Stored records
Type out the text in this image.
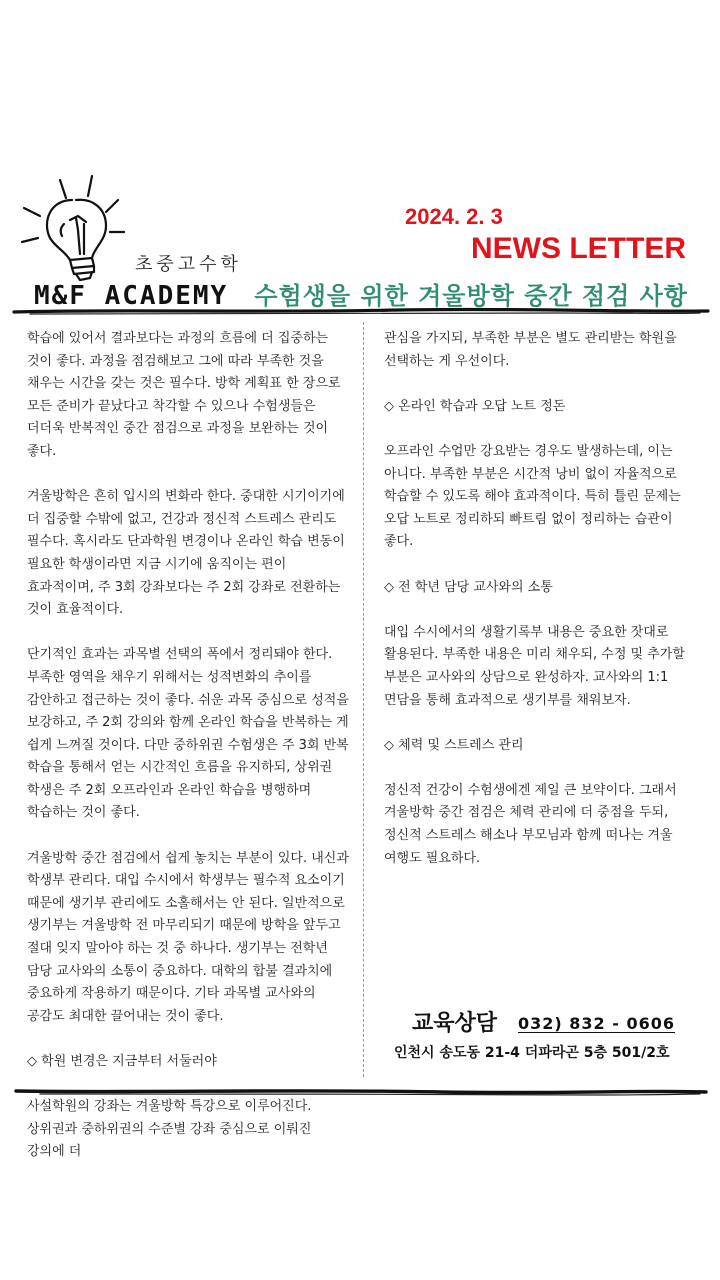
초중고수학
M&F ACADEMY
2024. 2. 3
NEWS LETTER
수험생을 위한 겨울방학 중간 점검 사항

학습에 있어서 결과보다는 과정의 흐름에 더 집중하는 것이 좋다. 과정을 점검해보고 그에 따라 부족한 것을 채우는 시간을 갖는 것은 필수다. 방학 계획표 한 장으로 모든 준비가 끝났다고 착각할 수 있으나 수험생들은 더더욱 반복적인 중간 점검으로 과정을 보완하는 것이 좋다.

겨울방학은 흔히 입시의 변화라 한다. 중대한 시기이기에 더 집중할 수밖에 없고, 건강과 정신적 스트레스 관리도 필수다. 혹시라도 단과학원 변경이나 온라인 학습 변동이 필요한 학생이라면 지금 시기에 움직이는 편이 효과적이며, 주 3회 강좌보다는 주 2회 강좌로 전환하는 것이 효율적이다.

단기적인 효과는 과목별 선택의 폭에서 정리돼야 한다. 부족한 영역을 채우기 위해서는 성적변화의 추이를 감안하고 접근하는 것이 좋다. 쉬운 과목 중심으로 성적을 보강하고, 주 2회 강의와 함께 온라인 학습을 반복하는 게 쉽게 느껴질 것이다. 다만 중하위권 수험생은 주 3회 반복 학습을 통해서 얻는 시간적인 흐름을 유지하되, 상위권 학생은 주 2회 오프라인과 온라인 학습을 병행하며 학습하는 것이 좋다.

겨울방학 중간 점검에서 쉽게 놓치는 부분이 있다. 내신과 학생부 관리다. 대입 수시에서 학생부는 필수적 요소이기 때문에 생기부 관리에도 소홀해서는 안 된다. 일반적으로 생기부는 겨울방학 전 마무리되기 때문에 방학을 앞두고 절대 잊지 말아야 하는 것 중 하나다. 생기부는 전학년 담당 교사와의 소통이 중요하다. 대학의 합불 결과치에 중요하게 작용하기 때문이다. 기타 과목별 교사와의 공감도 최대한 끌어내는 것이 좋다.

◇ 학원 변경은 지금부터 서둘러야

사설학원의 강좌는 겨울방학 특강으로 이루어진다. 상위권과 중하위권의 수준별 강좌 중심으로 이뤄진 강의에 더

관심을 가지되, 부족한 부분은 별도 관리받는 학원을 선택하는 게 우선이다.

◇ 온라인 학습과 오답 노트 정돈

오프라인 수업만 강요받는 경우도 발생하는데, 이는 아니다. 부족한 부분은 시간적 낭비 없이 자율적으로 학습할 수 있도록 해야 효과적이다. 특히 틀린 문제는 오답 노트로 정리하되 빠트림 없이 정리하는 습관이 좋다.

◇ 전 학년 담당 교사와의 소통

대입 수시에서의 생활기록부 내용은 중요한 잣대로 활용된다. 부족한 내용은 미리 채우되, 수정 및 추가할 부분은 교사와의 상담으로 완성하자. 교사와의 1:1 면담을 통해 효과적으로 생기부를 채워보자.

◇ 체력 및 스트레스 관리

정신적 건강이 수험생에겐 제일 큰 보약이다. 그래서 겨울방학 중간 점검은 체력 관리에 더 중점을 두되, 정신적 스트레스 해소나 부모님과 함께 떠나는 겨울 여행도 필요하다.

교육상담 032) 832 - 0606
인천시 송도동 21-4 더파라곤 5층 501/2호
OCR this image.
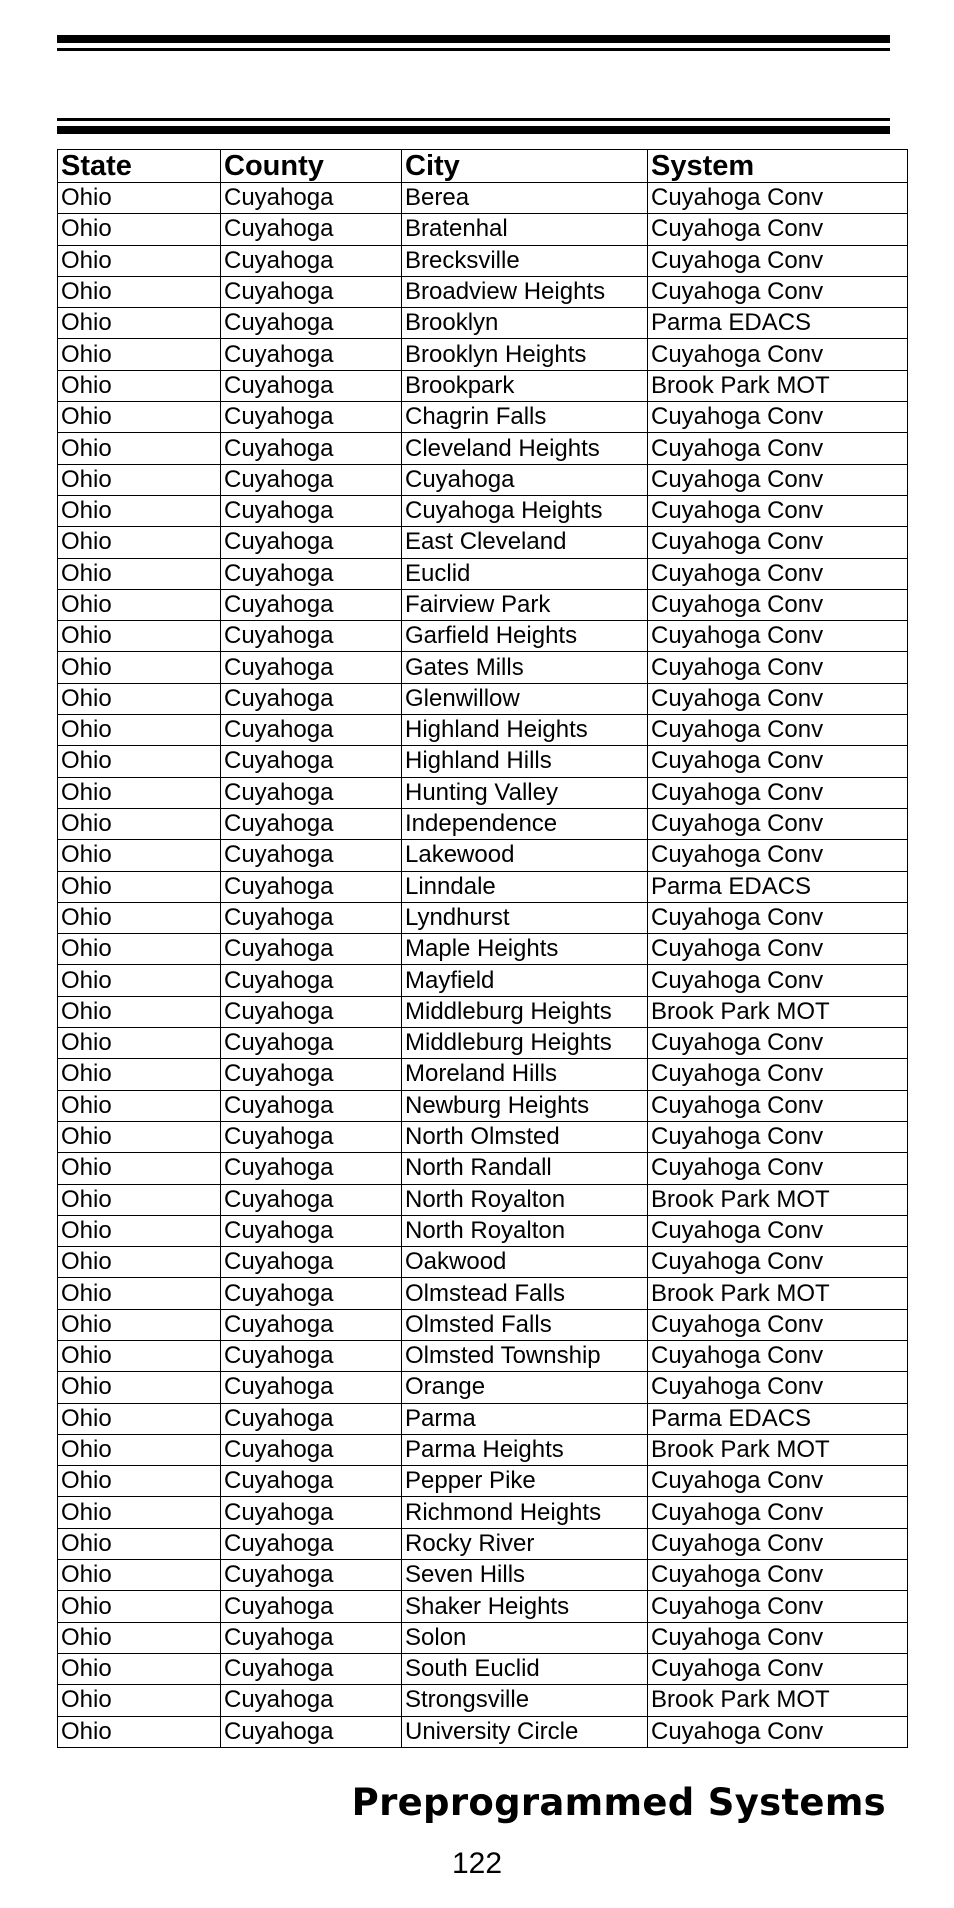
State	County	City	System
Ohio	Cuyahoga	Berea	Cuyahoga Conv
Ohio	Cuyahoga	Bratenhal	Cuyahoga Conv
Ohio	Cuyahoga	Brecksville	Cuyahoga Conv
Ohio	Cuyahoga	Broadview Heights	Cuyahoga Conv
Ohio	Cuyahoga	Brooklyn	Parma EDACS
Ohio	Cuyahoga	Brooklyn Heights	Cuyahoga Conv
Ohio	Cuyahoga	Brookpark	Brook Park MOT
Ohio	Cuyahoga	Chagrin Falls	Cuyahoga Conv
Ohio	Cuyahoga	Cleveland Heights	Cuyahoga Conv
Ohio	Cuyahoga	Cuyahoga	Cuyahoga Conv
Ohio	Cuyahoga	Cuyahoga Heights	Cuyahoga Conv
Ohio	Cuyahoga	East Cleveland	Cuyahoga Conv
Ohio	Cuyahoga	Euclid	Cuyahoga Conv
Ohio	Cuyahoga	Fairview Park	Cuyahoga Conv
Ohio	Cuyahoga	Garfield Heights	Cuyahoga Conv
Ohio	Cuyahoga	Gates Mills	Cuyahoga Conv
Ohio	Cuyahoga	Glenwillow	Cuyahoga Conv
Ohio	Cuyahoga	Highland Heights	Cuyahoga Conv
Ohio	Cuyahoga	Highland Hills	Cuyahoga Conv
Ohio	Cuyahoga	Hunting Valley	Cuyahoga Conv
Ohio	Cuyahoga	Independence	Cuyahoga Conv
Ohio	Cuyahoga	Lakewood	Cuyahoga Conv
Ohio	Cuyahoga	Linndale	Parma EDACS
Ohio	Cuyahoga	Lyndhurst	Cuyahoga Conv
Ohio	Cuyahoga	Maple Heights	Cuyahoga Conv
Ohio	Cuyahoga	Mayfield	Cuyahoga Conv
Ohio	Cuyahoga	Middleburg Heights	Brook Park MOT
Ohio	Cuyahoga	Middleburg Heights	Cuyahoga Conv
Ohio	Cuyahoga	Moreland Hills	Cuyahoga Conv
Ohio	Cuyahoga	Newburg Heights	Cuyahoga Conv
Ohio	Cuyahoga	North Olmsted	Cuyahoga Conv
Ohio	Cuyahoga	North Randall	Cuyahoga Conv
Ohio	Cuyahoga	North Royalton	Brook Park MOT
Ohio	Cuyahoga	North Royalton	Cuyahoga Conv
Ohio	Cuyahoga	Oakwood	Cuyahoga Conv
Ohio	Cuyahoga	Olmstead Falls	Brook Park MOT
Ohio	Cuyahoga	Olmsted Falls	Cuyahoga Conv
Ohio	Cuyahoga	Olmsted Township	Cuyahoga Conv
Ohio	Cuyahoga	Orange	Cuyahoga Conv
Ohio	Cuyahoga	Parma	Parma EDACS
Ohio	Cuyahoga	Parma Heights	Brook Park MOT
Ohio	Cuyahoga	Pepper Pike	Cuyahoga Conv
Ohio	Cuyahoga	Richmond Heights	Cuyahoga Conv
Ohio	Cuyahoga	Rocky River	Cuyahoga Conv
Ohio	Cuyahoga	Seven Hills	Cuyahoga Conv
Ohio	Cuyahoga	Shaker Heights	Cuyahoga Conv
Ohio	Cuyahoga	Solon	Cuyahoga Conv
Ohio	Cuyahoga	South Euclid	Cuyahoga Conv
Ohio	Cuyahoga	Strongsville	Brook Park MOT
Ohio	Cuyahoga	University Circle	Cuyahoga Conv
Preprogrammed Systems
122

Set problem
Reproduce the data word for word, excluding its pictures.

Correct result
Type out the text in this image.
초중고수학
M&F ACADEMY
2024. 2. 3
NEWS LETTER
수험생을 위한 겨울방학 중간 점검 사항

학습에 있어서 결과보다는 과정의 흐름에 더 집중하는 것이 좋다. 과정을 점검해보고 그에 따라 부족한 것을 채우는 시간을 갖는 것은 필수다. 방학 계획표 한 장으로 모든 준비가 끝났다고 착각할 수 있으나 수험생들은 더더욱 반복적인 중간 점검으로 과정을 보완하는 것이 좋다.

겨울방학은 흔히 입시의 변화라 한다. 중대한 시기이기에 더 집중할 수밖에 없고, 건강과 정신적 스트레스 관리도 필수다. 혹시라도 단과학원 변경이나 온라인 학습 변동이 필요한 학생이라면 지금 시기에 움직이는 편이 효과적이며, 주 3회 강좌보다는 주 2회 강좌로 전환하는 것이 효율적이다.

단기적인 효과는 과목별 선택의 폭에서 정리돼야 한다. 부족한 영역을 채우기 위해서는 성적변화의 추이를 감안하고 접근하는 것이 좋다. 쉬운 과목 중심으로 성적을 보강하고, 주 2회 강의와 함께 온라인 학습을 반복하는 게 쉽게 느껴질 것이다. 다만 중하위권 수험생은 주 3회 반복 학습을 통해서 얻는 시간적인 흐름을 유지하되, 상위권 학생은 주 2회 오프라인과 온라인 학습을 병행하며 학습하는 것이 좋다.

겨울방학 중간 점검에서 쉽게 놓치는 부분이 있다. 내신과 학생부 관리다. 대입 수시에서 학생부는 필수적 요소이기 때문에 생기부 관리에도 소홀해서는 안 된다. 일반적으로 생기부는 겨울방학 전 마무리되기 때문에 방학을 앞두고 절대 잊지 말아야 하는 것 중 하나다. 생기부는 전학년 담당 교사와의 소통이 중요하다. 대학의 합불 결과치에 중요하게 작용하기 때문이다. 기타 과목별 교사와의 공감도 최대한 끌어내는 것이 좋다.

◇ 학원 변경은 지금부터 서둘러야

사설학원의 강좌는 겨울방학 특강으로 이루어진다. 상위권과 중하위권의 수준별 강좌 중심으로 이뤄진 강의에 더

관심을 가지되, 부족한 부분은 별도 관리받는 학원을 선택하는 게 우선이다.

◇ 온라인 학습과 오답 노트 정돈

오프라인 수업만 강요받는 경우도 발생하는데, 이는 아니다. 부족한 부분은 시간적 낭비 없이 자율적으로 학습할 수 있도록 해야 효과적이다. 특히 틀린 문제는 오답 노트로 정리하되 빠트림 없이 정리하는 습관이 좋다.

◇ 전 학년 담당 교사와의 소통

대입 수시에서의 생활기록부 내용은 중요한 잣대로 활용된다. 부족한 내용은 미리 채우되, 수정 및 추가할 부분은 교사와의 상담으로 완성하자. 교사와의 1:1 면담을 통해 효과적으로 생기부를 채워보자.

◇ 체력 및 스트레스 관리

정신적 건강이 수험생에겐 제일 큰 보약이다. 그래서 겨울방학 중간 점검은 체력 관리에 더 중점을 두되, 정신적 스트레스 해소나 부모님과 함께 떠나는 겨울 여행도 필요하다.

교육상담 032) 832 - 0606
인천시 송도동 21-4 더파라곤 5층 501/2호
OCR this image.
State	County	City	System
Ohio	Cuyahoga	Berea	Cuyahoga Conv
Ohio	Cuyahoga	Bratenhal	Cuyahoga Conv
Ohio	Cuyahoga	Brecksville	Cuyahoga Conv
Ohio	Cuyahoga	Broadview Heights	Cuyahoga Conv
Ohio	Cuyahoga	Brooklyn	Parma EDACS
Ohio	Cuyahoga	Brooklyn Heights	Cuyahoga Conv
Ohio	Cuyahoga	Brookpark	Brook Park MOT
Ohio	Cuyahoga	Chagrin Falls	Cuyahoga Conv
Ohio	Cuyahoga	Cleveland Heights	Cuyahoga Conv
Ohio	Cuyahoga	Cuyahoga	Cuyahoga Conv
Ohio	Cuyahoga	Cuyahoga Heights	Cuyahoga Conv
Ohio	Cuyahoga	East Cleveland	Cuyahoga Conv
Ohio	Cuyahoga	Euclid	Cuyahoga Conv
Ohio	Cuyahoga	Fairview Park	Cuyahoga Conv
Ohio	Cuyahoga	Garfield Heights	Cuyahoga Conv
Ohio	Cuyahoga	Gates Mills	Cuyahoga Conv
Ohio	Cuyahoga	Glenwillow	Cuyahoga Conv
Ohio	Cuyahoga	Highland Heights	Cuyahoga Conv
Ohio	Cuyahoga	Highland Hills	Cuyahoga Conv
Ohio	Cuyahoga	Hunting Valley	Cuyahoga Conv
Ohio	Cuyahoga	Independence	Cuyahoga Conv
Ohio	Cuyahoga	Lakewood	Cuyahoga Conv
Ohio	Cuyahoga	Linndale	Parma EDACS
Ohio	Cuyahoga	Lyndhurst	Cuyahoga Conv
Ohio	Cuyahoga	Maple Heights	Cuyahoga Conv
Ohio	Cuyahoga	Mayfield	Cuyahoga Conv
Ohio	Cuyahoga	Middleburg Heights	Brook Park MOT
Ohio	Cuyahoga	Middleburg Heights	Cuyahoga Conv
Ohio	Cuyahoga	Moreland Hills	Cuyahoga Conv
Ohio	Cuyahoga	Newburg Heights	Cuyahoga Conv
Ohio	Cuyahoga	North Olmsted	Cuyahoga Conv
Ohio	Cuyahoga	North Randall	Cuyahoga Conv
Ohio	Cuyahoga	North Royalton	Brook Park MOT
Ohio	Cuyahoga	North Royalton	Cuyahoga Conv
Ohio	Cuyahoga	Oakwood	Cuyahoga Conv
Ohio	Cuyahoga	Olmstead Falls	Brook Park MOT
Ohio	Cuyahoga	Olmsted Falls	Cuyahoga Conv
Ohio	Cuyahoga	Olmsted Township	Cuyahoga Conv
Ohio	Cuyahoga	Orange	Cuyahoga Conv
Ohio	Cuyahoga	Parma	Parma EDACS
Ohio	Cuyahoga	Parma Heights	Brook Park MOT
Ohio	Cuyahoga	Pepper Pike	Cuyahoga Conv
Ohio	Cuyahoga	Richmond Heights	Cuyahoga Conv
Ohio	Cuyahoga	Rocky River	Cuyahoga Conv
Ohio	Cuyahoga	Seven Hills	Cuyahoga Conv
Ohio	Cuyahoga	Shaker Heights	Cuyahoga Conv
Ohio	Cuyahoga	Solon	Cuyahoga Conv
Ohio	Cuyahoga	South Euclid	Cuyahoga Conv
Ohio	Cuyahoga	Strongsville	Brook Park MOT
Ohio	Cuyahoga	University Circle	Cuyahoga Conv
Preprogrammed Systems
122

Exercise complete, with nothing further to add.